- **WHAT TO DO**:
Identify all lines in the listing that include the word "一项项创新成果和技术突破", and copy them out.

- **GIVEN ENTRIES**:
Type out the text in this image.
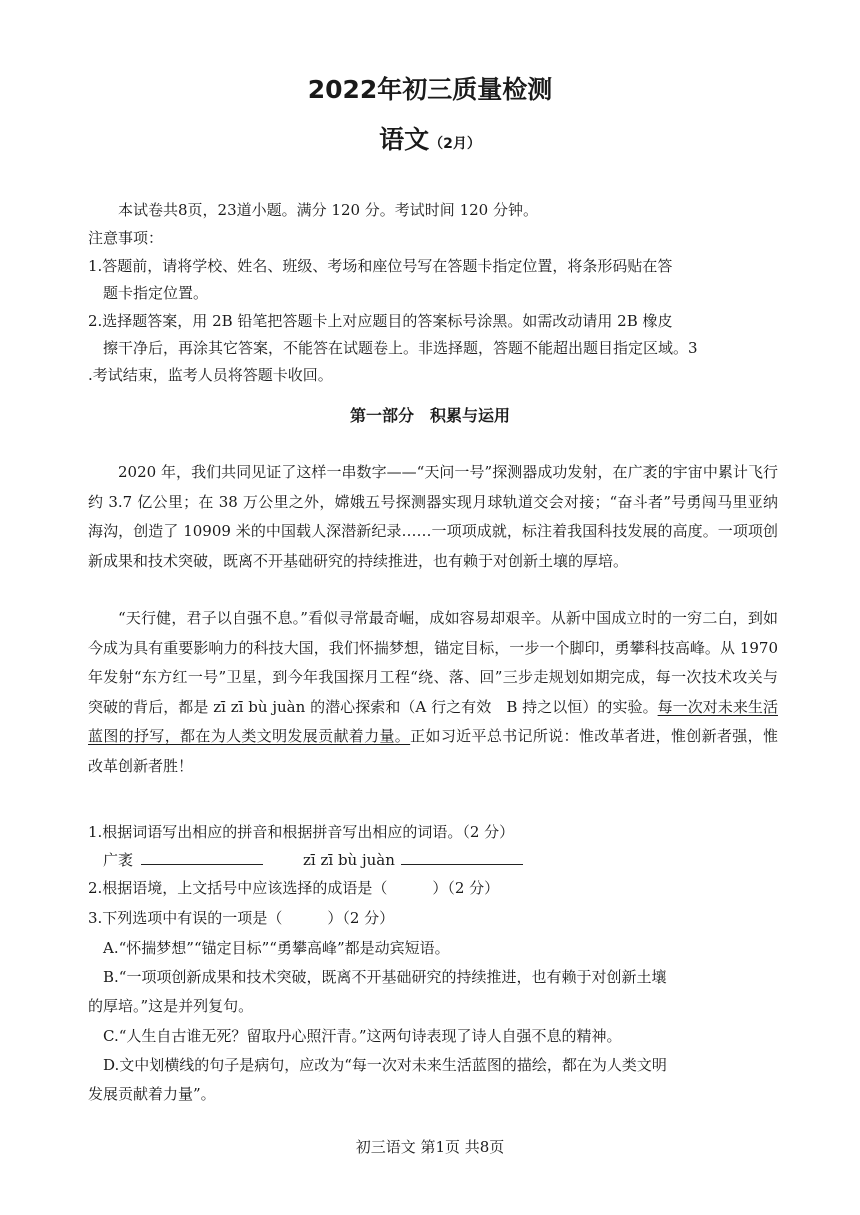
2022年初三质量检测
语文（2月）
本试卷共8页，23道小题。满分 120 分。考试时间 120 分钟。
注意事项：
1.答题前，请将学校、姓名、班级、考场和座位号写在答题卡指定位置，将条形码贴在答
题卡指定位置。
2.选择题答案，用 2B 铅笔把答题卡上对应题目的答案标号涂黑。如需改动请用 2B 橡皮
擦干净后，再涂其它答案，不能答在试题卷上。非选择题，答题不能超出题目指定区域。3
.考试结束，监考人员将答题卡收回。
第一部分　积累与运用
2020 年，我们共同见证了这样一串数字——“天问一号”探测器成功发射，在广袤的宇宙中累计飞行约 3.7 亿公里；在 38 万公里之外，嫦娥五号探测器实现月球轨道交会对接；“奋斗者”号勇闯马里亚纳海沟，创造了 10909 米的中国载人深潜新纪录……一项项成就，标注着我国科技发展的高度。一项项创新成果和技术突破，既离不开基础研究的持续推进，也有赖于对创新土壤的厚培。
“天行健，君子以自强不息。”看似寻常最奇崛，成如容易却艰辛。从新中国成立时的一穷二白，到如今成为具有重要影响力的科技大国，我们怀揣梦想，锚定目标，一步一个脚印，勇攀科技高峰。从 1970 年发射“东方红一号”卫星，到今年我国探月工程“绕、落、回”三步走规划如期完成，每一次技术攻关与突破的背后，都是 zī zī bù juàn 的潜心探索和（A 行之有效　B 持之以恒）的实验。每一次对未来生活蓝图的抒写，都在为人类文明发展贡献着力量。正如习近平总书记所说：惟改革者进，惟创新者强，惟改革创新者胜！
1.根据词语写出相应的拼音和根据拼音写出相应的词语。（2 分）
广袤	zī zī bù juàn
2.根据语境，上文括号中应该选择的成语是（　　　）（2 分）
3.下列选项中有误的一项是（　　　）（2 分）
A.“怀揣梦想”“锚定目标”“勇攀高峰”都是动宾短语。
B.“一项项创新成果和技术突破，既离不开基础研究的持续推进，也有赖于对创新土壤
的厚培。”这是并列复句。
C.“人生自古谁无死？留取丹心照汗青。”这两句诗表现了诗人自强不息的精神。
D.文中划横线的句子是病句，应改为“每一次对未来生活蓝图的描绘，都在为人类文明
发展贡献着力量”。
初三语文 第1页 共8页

- **ANSWER IN FULL**:
2020 年，我们共同见证了这样一串数字——“天问一号”探测器成功发射，在广袤的宇宙中累计飞行约 3.7 亿公里；在 38 万公里之外，嫦娥五号探测器实现月球轨道交会对接；“奋斗者”号勇闯马里亚纳海沟，创造了 10909 米的中国载人深潜新纪录……一项项成就，标注着我国科技发展的高度。一项项创新成果和技术突破，既离不开基础研究的持续推进，也有赖于对创新土壤的厚培。
B.“一项项创新成果和技术突破，既离不开基础研究的持续推进，也有赖于对创新土壤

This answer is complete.